** START Records to use **

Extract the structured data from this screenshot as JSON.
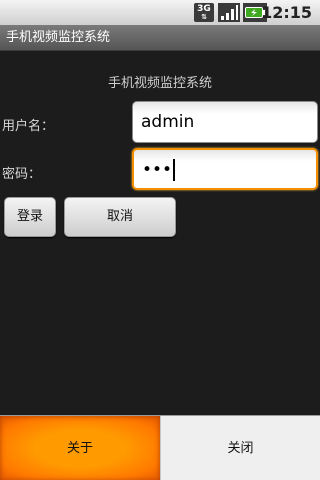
{
  "status_bar": {
    "network_label": "3G",
    "network_arrows": "⇅",
    "time": "12:15",
    "icons": [
      "network-3g-icon",
      "signal-icon",
      "battery-icon"
    ]
  },
  "app": {
    "title": "手机视频监控系统"
  },
  "form": {
    "header": "手机视频监控系统",
    "username_label": "用户名：",
    "username_value": "admin",
    "password_label": "密码：",
    "password_value": "•••"
  },
  "buttons": {
    "login": "登录",
    "cancel": "取消"
  },
  "menu": {
    "about": "关于",
    "close": "关闭"
  },
  "colors": {
    "accent": "#ff8800",
    "background": "#1c1c1c",
    "battery": "#3fa91f"
  }
}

** END Records to use **

▸ What you will do
From the listing, extract all text exactly as given and drop any picture.

▸ Solution to the problem
Extract the structured data from this screenshot as JSON.
{
  "status_bar": {
    "network_label": "3G",
    "network_arrows": "⇅",
    "time": "12:15",
    "icons": [
      "network-3g-icon",
      "signal-icon",
      "battery-icon"
    ]
  },
  "app": {
    "title": "手机视频监控系统"
  },
  "form": {
    "header": "手机视频监控系统",
    "username_label": "用户名：",
    "username_value": "admin",
    "password_label": "密码：",
    "password_value": "•••"
  },
  "buttons": {
    "login": "登录",
    "cancel": "取消"
  },
  "menu": {
    "about": "关于",
    "close": "关闭"
  },
  "colors": {
    "accent": "#ff8800",
    "background": "#1c1c1c",
    "battery": "#3fa91f"
  }
}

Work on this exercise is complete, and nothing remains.